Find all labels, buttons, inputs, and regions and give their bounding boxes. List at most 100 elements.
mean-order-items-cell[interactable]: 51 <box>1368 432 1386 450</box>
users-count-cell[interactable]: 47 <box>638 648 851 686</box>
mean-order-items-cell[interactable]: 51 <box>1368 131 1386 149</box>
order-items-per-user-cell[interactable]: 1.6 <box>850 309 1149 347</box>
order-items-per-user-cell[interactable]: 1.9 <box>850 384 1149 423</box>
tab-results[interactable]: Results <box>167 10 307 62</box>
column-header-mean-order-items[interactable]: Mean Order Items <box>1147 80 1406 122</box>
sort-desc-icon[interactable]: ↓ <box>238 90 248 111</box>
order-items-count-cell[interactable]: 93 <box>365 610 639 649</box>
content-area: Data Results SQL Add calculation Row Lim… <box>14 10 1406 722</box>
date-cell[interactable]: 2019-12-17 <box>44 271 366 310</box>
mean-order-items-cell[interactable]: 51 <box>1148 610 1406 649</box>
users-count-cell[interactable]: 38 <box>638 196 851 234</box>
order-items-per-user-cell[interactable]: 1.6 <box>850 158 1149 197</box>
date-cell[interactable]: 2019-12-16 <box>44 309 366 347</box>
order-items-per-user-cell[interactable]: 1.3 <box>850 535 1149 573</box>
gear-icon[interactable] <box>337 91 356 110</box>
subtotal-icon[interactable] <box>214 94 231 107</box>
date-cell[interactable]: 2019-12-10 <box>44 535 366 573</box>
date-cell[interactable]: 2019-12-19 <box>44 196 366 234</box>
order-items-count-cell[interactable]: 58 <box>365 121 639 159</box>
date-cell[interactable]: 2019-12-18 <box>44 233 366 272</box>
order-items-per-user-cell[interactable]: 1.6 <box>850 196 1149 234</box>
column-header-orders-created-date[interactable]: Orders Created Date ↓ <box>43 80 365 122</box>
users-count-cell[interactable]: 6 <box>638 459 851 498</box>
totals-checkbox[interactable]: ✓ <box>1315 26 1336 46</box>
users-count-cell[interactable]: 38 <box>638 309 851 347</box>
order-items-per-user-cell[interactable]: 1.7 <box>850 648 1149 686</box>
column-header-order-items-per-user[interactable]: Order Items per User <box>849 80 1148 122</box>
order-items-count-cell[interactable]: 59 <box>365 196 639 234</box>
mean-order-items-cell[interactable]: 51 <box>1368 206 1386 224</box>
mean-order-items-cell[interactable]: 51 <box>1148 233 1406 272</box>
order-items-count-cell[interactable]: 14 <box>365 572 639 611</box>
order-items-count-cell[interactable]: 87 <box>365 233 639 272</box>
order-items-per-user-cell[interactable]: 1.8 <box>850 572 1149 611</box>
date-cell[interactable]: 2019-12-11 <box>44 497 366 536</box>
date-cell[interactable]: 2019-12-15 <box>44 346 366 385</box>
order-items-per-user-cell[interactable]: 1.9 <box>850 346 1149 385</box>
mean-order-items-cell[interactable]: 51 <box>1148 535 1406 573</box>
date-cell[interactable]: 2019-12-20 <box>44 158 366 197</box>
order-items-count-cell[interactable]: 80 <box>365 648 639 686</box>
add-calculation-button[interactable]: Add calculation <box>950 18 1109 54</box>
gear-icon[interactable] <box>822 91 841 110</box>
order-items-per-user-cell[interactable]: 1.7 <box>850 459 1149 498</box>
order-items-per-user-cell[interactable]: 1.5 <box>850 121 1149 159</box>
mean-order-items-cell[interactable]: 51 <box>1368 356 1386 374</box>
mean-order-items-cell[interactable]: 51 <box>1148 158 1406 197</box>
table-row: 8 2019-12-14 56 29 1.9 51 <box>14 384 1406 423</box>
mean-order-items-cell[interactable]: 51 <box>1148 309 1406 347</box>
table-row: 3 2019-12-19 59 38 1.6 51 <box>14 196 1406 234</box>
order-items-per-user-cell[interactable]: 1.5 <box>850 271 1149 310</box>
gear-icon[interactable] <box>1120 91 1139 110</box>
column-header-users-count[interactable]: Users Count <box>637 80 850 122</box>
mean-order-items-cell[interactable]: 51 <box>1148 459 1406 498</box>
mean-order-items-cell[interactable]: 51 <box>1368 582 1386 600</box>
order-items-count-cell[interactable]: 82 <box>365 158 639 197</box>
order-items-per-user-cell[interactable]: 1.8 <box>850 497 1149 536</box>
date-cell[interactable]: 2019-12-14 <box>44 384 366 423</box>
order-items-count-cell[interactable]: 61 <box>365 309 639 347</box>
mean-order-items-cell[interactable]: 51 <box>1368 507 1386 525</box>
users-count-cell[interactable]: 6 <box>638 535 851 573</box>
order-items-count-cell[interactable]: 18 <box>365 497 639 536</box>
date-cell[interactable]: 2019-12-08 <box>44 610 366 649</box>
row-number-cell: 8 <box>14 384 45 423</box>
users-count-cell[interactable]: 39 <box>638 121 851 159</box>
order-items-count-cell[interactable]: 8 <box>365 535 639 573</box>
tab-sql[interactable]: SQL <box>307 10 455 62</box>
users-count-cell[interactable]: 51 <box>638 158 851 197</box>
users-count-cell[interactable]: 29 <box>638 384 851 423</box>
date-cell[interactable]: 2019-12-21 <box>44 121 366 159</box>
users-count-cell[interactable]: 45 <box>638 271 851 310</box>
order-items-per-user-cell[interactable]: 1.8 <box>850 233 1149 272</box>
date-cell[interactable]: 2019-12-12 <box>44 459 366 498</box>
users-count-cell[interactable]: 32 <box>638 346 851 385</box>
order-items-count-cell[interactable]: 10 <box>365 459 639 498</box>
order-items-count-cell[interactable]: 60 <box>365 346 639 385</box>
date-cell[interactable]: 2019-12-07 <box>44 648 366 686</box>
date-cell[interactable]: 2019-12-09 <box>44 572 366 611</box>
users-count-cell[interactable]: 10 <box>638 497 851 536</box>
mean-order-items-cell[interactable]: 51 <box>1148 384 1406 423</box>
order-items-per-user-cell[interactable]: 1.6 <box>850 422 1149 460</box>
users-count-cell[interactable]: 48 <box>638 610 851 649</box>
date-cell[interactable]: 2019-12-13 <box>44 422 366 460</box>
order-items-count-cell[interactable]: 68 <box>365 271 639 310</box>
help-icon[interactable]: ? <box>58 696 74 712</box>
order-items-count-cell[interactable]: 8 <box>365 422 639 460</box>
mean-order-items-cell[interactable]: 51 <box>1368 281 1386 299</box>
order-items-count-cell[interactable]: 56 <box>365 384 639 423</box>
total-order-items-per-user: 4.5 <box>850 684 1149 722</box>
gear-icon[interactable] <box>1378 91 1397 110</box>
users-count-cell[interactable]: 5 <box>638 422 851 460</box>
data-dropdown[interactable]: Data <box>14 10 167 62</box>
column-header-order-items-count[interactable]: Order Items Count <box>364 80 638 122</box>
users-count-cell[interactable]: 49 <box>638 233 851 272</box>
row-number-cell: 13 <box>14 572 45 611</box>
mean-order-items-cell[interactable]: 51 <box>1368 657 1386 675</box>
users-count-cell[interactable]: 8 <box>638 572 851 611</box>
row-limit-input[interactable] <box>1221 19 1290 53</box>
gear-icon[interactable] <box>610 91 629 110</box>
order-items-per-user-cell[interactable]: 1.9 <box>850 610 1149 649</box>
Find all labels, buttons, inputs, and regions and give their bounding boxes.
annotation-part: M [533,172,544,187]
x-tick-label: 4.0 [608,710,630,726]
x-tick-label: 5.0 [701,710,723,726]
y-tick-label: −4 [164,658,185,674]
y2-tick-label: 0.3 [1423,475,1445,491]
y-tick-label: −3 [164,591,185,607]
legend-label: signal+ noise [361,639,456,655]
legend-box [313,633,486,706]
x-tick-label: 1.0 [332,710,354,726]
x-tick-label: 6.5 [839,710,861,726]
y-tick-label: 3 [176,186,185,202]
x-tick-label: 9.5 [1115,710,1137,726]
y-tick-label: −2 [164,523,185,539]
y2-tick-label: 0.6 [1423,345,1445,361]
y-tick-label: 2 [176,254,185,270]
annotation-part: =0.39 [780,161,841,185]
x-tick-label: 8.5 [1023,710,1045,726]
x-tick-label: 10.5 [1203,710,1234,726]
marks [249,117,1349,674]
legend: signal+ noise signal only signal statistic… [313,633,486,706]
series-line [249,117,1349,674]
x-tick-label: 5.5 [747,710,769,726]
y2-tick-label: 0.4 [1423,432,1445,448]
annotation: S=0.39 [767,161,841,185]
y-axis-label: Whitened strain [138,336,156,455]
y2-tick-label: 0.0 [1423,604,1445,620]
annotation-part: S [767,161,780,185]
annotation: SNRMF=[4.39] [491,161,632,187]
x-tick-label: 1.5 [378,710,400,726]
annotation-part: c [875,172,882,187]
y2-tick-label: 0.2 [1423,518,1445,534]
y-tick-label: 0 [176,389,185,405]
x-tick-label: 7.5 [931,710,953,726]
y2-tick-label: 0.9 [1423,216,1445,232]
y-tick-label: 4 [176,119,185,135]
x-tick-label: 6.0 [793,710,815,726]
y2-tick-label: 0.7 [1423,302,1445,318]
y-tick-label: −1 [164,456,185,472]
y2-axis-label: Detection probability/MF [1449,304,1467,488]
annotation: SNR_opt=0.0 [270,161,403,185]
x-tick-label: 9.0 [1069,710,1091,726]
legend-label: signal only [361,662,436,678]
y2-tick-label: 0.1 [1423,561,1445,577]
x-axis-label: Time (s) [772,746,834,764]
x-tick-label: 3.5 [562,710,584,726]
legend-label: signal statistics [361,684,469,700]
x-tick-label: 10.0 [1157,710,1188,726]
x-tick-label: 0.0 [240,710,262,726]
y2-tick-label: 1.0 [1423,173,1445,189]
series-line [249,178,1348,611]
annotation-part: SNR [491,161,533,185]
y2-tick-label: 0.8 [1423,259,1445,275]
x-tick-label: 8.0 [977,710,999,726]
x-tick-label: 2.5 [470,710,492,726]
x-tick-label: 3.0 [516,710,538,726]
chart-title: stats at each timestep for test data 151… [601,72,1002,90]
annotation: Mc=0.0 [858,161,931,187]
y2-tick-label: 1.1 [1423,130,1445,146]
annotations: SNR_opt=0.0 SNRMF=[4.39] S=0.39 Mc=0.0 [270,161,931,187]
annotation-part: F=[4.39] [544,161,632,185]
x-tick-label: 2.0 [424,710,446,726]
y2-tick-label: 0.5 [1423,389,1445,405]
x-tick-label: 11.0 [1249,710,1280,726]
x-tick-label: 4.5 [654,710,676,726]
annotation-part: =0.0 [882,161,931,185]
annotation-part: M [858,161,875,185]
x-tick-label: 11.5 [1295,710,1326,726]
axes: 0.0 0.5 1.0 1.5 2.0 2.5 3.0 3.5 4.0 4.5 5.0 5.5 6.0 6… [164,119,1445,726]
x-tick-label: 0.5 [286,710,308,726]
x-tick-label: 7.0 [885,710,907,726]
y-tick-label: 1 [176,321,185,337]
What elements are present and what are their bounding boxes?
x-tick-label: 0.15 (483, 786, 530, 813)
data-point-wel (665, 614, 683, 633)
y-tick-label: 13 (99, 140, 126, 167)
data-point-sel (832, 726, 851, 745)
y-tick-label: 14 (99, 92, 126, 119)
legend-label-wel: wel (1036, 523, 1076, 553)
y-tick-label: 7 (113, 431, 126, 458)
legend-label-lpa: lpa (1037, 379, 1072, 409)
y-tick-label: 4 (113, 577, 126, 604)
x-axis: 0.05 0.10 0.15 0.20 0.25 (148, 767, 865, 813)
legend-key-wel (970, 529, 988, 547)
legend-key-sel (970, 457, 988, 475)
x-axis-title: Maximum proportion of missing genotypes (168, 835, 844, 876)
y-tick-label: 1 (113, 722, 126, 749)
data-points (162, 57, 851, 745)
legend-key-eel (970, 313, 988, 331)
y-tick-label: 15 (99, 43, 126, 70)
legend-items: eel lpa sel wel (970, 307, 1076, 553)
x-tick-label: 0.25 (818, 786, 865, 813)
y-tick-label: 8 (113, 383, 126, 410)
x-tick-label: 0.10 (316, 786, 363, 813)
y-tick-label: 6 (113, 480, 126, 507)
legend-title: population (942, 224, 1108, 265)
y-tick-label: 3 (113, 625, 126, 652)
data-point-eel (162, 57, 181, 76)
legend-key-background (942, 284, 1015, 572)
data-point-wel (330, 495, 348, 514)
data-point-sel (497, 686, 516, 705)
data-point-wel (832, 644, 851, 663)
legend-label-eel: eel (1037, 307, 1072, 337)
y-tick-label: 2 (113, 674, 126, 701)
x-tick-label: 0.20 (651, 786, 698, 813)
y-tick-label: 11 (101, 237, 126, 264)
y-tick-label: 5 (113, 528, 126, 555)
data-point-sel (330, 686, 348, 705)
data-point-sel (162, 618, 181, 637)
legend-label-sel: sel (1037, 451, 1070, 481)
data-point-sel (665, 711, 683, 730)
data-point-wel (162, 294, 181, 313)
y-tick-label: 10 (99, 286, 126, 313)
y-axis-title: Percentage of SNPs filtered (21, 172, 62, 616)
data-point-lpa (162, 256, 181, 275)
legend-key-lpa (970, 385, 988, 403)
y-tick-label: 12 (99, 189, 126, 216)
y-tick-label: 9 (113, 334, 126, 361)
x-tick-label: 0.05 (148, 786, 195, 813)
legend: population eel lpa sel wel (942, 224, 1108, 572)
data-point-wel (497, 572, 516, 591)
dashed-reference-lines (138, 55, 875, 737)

════

• [DO THIS] Can you write out, word for word, the material from its first line up to and including the line with "users-count-cell[interactable]: 47 <box>638"?

• [FULL OUTPUT]
Find all labels, buttons, inputs, and regions and give their bounding boxes. List at most 100 elements.
mean-order-items-cell[interactable]: 51 <box>1368 432 1386 450</box>
users-count-cell[interactable]: 47 <box>638 648 851 686</box>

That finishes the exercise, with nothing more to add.